MATH 4780 - Fall 2023 - Model Building, Selection and Validation

Model Building

So far, we assume that we

have a very good idea of the basic form of the model (linear form after transformation)
know (nearly) all of the regressors that are important and should be used.

Model Adequacy

Model Selection

Variable Selection

We have a large pool of candidate regressors, of which only a few are likely to be important.
Finding an appropriate subset of regressors for the model is called model/variable selection.

Two “conflicting” goals in model building:

as many regressors as possible for better predictive performance on new data (smaller bias).
as few regressors as possible because as the number of regressors increases,
- \(\mathrm{Var}(\hat{y})\) will increase (larger variance)
- cost more in data collecting and maintaining
- more model complexity

A compromise between the two hopefully leads to the “best” regression equation.

What does best mean?

There is no unique definition of “best”, and different methods specify different subsets of the candidate regressors as best.

Predictive Performance

A selected model that fits the observed sample data well may not predict well on new observations.
Build a good regression function/model in terms of prediction accuracy. (Model validation/assessment)
Want: The selected model minimizes the mean square prediction error (MSPE) on the new data: \[\small MSPE(\hat{y}) = E\left[ (\hat{y} - y)^2\right] = E\left[ (\hat{y} - E(\hat{y}))^2\right] + [E(\hat{y}) - y]^2 = \mathrm{Var}(\hat{y}) + \text{Bias}^2(\hat{y})\]

The mechanics of prediction is easy:
- Plug in values of predictors to the model equation.
- Calculate the predicted value of the response \(\hat{y}\)

Getting it right is hard! No guarantee that
- the model estimates are close to the truth
- your model performs as well with new data as it did with your sample data

Spending Our Data

Several steps to create a useful model:
- Parameter estimation
- Model building and selection
- Performance assessment, etc.

RECORD LIST ▸

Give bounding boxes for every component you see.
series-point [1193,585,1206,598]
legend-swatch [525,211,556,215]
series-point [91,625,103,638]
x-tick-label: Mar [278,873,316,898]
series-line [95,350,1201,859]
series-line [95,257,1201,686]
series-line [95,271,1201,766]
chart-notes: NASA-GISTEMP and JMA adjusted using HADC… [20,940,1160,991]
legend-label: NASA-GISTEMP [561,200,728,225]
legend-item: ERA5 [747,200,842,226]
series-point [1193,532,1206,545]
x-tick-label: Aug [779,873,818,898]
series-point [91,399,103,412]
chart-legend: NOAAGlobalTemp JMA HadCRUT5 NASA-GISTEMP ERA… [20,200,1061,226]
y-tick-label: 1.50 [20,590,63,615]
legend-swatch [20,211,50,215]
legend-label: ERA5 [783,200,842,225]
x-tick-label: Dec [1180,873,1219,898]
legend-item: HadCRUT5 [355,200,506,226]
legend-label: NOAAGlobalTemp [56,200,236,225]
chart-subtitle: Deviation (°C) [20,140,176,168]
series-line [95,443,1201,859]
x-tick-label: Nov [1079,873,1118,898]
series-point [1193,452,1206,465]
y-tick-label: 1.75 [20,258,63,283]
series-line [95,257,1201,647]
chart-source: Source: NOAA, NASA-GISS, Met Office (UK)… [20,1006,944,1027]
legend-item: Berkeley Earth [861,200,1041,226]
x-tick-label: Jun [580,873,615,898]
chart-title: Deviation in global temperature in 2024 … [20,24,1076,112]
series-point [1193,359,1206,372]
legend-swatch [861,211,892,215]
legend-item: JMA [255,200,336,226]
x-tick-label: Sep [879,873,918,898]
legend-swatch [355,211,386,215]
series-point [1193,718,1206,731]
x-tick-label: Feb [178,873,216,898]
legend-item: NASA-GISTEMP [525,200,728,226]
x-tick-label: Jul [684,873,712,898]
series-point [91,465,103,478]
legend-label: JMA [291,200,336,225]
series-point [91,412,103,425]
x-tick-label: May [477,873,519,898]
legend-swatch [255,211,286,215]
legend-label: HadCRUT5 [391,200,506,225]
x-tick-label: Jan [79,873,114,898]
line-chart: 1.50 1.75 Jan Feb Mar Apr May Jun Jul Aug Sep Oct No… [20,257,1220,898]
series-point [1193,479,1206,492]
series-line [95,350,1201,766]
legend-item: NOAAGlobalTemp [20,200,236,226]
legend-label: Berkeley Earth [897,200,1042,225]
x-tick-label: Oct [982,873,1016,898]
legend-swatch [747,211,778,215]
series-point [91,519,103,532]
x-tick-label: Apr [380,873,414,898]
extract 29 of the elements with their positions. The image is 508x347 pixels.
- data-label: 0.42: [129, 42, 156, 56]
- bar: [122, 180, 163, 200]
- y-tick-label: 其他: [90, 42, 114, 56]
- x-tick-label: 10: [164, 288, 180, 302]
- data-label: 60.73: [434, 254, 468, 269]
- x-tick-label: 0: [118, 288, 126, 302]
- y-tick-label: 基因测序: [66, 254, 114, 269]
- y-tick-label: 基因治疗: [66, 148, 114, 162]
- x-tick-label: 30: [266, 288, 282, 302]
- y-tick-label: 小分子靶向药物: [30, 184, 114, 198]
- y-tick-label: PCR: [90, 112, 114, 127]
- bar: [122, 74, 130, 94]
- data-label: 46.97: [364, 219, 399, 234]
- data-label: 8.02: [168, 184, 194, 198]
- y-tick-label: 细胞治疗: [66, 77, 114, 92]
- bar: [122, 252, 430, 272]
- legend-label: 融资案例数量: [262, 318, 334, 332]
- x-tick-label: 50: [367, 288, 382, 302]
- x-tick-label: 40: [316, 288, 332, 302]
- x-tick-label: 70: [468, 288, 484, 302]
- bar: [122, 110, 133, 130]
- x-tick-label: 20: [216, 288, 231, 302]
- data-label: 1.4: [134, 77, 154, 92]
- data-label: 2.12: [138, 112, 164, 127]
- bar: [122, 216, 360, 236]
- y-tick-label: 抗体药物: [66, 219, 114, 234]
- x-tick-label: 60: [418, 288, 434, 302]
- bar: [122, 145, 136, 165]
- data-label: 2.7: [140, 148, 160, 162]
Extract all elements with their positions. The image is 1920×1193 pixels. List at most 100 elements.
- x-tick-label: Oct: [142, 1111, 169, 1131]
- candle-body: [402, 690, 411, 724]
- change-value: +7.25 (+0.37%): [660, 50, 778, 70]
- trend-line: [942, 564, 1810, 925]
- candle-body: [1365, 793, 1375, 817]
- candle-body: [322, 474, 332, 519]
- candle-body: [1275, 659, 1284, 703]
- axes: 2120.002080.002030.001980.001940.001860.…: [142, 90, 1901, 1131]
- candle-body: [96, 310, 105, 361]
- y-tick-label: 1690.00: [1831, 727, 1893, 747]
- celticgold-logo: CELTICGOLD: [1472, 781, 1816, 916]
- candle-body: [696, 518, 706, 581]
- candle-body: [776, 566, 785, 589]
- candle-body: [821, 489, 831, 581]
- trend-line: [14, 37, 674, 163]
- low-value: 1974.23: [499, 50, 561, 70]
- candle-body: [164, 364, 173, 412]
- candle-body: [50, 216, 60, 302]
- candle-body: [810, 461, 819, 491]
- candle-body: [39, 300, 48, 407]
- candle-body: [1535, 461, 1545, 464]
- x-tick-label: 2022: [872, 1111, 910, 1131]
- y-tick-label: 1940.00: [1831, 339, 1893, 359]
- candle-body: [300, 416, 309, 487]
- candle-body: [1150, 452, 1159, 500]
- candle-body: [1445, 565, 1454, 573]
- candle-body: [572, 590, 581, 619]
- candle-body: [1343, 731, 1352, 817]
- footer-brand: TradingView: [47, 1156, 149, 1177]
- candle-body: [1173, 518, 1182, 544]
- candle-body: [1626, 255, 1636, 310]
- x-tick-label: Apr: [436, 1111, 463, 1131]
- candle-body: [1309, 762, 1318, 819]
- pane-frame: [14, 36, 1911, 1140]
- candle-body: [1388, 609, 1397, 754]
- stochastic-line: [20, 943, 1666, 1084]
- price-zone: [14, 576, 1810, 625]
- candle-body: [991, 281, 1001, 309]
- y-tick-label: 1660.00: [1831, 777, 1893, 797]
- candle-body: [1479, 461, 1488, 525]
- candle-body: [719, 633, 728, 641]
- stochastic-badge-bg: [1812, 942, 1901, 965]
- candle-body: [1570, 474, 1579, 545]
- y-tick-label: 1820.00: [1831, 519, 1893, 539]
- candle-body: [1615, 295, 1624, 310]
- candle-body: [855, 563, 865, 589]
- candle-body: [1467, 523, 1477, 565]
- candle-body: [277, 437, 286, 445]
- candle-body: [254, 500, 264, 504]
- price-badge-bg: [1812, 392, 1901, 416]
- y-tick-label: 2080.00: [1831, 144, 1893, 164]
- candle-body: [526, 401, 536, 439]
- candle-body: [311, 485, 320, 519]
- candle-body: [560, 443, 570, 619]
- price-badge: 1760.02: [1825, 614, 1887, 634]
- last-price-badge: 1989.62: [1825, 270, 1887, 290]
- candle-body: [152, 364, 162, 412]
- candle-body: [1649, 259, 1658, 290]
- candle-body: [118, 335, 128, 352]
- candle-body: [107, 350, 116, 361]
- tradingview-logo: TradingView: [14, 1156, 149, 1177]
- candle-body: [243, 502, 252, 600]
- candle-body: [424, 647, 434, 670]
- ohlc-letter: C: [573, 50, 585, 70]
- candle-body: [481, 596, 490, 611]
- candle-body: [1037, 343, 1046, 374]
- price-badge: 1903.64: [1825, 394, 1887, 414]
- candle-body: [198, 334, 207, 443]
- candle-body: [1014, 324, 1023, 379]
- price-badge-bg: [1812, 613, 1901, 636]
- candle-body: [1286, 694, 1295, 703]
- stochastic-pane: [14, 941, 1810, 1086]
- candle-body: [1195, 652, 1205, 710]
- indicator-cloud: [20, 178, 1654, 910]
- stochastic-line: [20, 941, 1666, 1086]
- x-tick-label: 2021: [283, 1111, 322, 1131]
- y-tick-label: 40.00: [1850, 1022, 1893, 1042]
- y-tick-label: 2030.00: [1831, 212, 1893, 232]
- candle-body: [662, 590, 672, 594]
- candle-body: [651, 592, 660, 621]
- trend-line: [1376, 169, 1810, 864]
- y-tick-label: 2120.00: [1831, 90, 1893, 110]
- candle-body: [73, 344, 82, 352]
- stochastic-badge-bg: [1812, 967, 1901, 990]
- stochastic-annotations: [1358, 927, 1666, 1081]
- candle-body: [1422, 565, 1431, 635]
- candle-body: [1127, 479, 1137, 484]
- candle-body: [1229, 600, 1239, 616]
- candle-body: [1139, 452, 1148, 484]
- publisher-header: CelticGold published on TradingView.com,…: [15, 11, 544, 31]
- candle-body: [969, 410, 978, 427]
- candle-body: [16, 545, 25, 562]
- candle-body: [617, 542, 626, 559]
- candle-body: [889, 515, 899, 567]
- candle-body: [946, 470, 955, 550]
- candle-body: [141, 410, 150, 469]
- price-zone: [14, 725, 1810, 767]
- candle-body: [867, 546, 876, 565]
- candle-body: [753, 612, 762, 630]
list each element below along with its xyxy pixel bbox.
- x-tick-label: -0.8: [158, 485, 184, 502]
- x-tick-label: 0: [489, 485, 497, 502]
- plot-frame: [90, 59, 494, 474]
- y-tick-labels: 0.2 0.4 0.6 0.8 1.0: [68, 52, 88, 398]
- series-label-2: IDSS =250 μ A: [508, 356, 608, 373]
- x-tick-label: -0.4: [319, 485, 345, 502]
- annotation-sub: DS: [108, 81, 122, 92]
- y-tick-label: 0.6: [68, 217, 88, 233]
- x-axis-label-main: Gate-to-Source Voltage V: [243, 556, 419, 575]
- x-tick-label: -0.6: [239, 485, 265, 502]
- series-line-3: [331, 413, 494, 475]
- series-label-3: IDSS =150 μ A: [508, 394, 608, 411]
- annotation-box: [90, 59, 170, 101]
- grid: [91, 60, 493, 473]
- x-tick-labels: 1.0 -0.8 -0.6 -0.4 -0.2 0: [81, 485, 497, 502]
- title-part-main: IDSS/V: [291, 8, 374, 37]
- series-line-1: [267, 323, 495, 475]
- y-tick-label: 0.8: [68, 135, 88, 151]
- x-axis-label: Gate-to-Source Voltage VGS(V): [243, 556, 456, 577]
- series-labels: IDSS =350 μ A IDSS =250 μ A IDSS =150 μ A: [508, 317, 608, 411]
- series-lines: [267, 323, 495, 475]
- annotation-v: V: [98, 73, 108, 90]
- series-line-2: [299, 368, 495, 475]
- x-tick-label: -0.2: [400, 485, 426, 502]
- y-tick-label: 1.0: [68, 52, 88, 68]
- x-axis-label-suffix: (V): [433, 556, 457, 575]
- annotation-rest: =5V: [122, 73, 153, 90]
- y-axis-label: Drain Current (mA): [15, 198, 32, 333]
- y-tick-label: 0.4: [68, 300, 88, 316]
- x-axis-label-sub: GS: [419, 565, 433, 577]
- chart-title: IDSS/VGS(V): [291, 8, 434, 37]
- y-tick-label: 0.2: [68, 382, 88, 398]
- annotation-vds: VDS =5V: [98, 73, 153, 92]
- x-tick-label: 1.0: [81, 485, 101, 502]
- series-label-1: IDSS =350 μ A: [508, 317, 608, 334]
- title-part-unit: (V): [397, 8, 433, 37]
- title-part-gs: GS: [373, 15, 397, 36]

REQUIREMENTS ▸
a - Duplicate the rows word for word, starting at the first row and ending at the row that contains "y-tick-label: 1.50 [20,590,63,615]", with both of those rows included.
b - Go on with the lecture notes on model building, selection and validation from the point where they stop.

ANSWER LIST ▸
a -
Give bounding boxes for every component you see.
series-point [1193,585,1206,598]
legend-swatch [525,211,556,215]
series-point [91,625,103,638]
x-tick-label: Mar [278,873,316,898]
series-line [95,350,1201,859]
series-line [95,257,1201,686]
series-line [95,271,1201,766]
chart-notes: NASA-GISTEMP and JMA adjusted using HADC… [20,940,1160,991]
legend-label: NASA-GISTEMP [561,200,728,225]
legend-item: ERA5 [747,200,842,226]
series-point [1193,532,1206,545]
x-tick-label: Aug [779,873,818,898]
series-point [91,399,103,412]
chart-legend: NOAAGlobalTemp JMA HadCRUT5 NASA-GISTEMP ERA… [20,200,1061,226]
y-tick-label: 1.50 [20,590,63,615]

b -
Doing all of this on the entire data may lead to overfitting:

The model performs well on the current sample data, but awfully predicts the response on the new data we are interested.

Overfitting

The model performs well on the current sample data, but awfully predicts the response on the new data we are interested.

Low error rate on observed data, but high prediction error rate on future unobserved data!

Source: https://i.pinimg.com/originals/72/e2/22/72e222c1542539754df1d914cb671bd7.png

https://i.pinimg.com/originals/72/e2/22/72e222c1542539754df1d914cb671bd7.png - Look at this illustration, and let’s focus on the overfitting and classification case. - the blue and red points are our training data representing two categories, and the green points are the new data to be classified. - the black curve is the classification boundary that separates the two categories. - Based on the boundary, you can see that the classification performance on the training data set is perfect, because all blue points and red points are perfectly separated. - However, such classification rule generated by the training data may not be good for the new data. - With this boundary, … - OK so, if we wanna make sure that our model is good at predicting things, we probably want to avoid overfitting. - But how?

Splitting Data

Often, we don’t have another unused data to assess the performance of our model.
Solution: Pretend we have new data by splitting our data into training set and test set (validation set)!

Training set:
- Sandbox for model building/selection
- Spend most of your time using the training set to develop the model
- Majority of the original sample data (usually ~ 80%)
Test set:
- Held in reserve to determine efficacy of one or two chosen models
- Critical to look at it once only, otherwise it becomes part of the modeling process
- Remainder of the data (usually ~ 20%)

Allocate specific subsets of data for different tasks, as opposed to allocating the largest possible amount to the model parameter estimation only (what we’ve done so far).
Well we do this by splitting our data. So we split our data into to sets, training set and testing set, or sometimes called validation set.
You can think about your training set as your sandbox for model building. You can do whatever you want, like data wrangling, data transformation, data tidying, and data visualization, all of which help you build an appropriate model.
So you Spend most of your time using the training set to develop the model
And this is the Majority of the original sample data, which is usually about 75% - 80% of your data. So you basically take a random sample from the data that is about 80% of it.
And you don’t touch the remaining 20% of the data until you are ready to test your model performance.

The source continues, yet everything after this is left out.